Task input:
------------------------------------

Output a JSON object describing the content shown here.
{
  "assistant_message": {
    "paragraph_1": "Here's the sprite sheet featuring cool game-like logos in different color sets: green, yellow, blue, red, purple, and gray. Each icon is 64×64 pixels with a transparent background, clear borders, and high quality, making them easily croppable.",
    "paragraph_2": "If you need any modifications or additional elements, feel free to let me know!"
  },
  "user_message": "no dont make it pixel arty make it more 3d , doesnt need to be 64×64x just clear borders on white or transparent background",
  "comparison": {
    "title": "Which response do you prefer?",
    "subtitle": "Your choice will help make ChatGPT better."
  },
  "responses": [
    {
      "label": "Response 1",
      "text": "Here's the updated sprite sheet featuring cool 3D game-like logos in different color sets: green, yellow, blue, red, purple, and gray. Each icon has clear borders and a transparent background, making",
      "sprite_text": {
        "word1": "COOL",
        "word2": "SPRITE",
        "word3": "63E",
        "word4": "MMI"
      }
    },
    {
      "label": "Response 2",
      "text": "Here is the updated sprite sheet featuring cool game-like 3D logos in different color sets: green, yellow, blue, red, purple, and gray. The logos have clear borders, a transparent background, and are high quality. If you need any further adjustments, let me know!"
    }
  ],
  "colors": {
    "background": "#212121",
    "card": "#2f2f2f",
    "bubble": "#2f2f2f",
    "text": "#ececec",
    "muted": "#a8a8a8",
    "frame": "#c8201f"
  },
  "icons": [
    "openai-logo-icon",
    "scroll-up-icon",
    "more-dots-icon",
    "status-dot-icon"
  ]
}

------------------------------------

Exercise requirements: Going through the entries above line by line, work out how many lines include the word "more". Only the number is required.

Result of the exercise: 2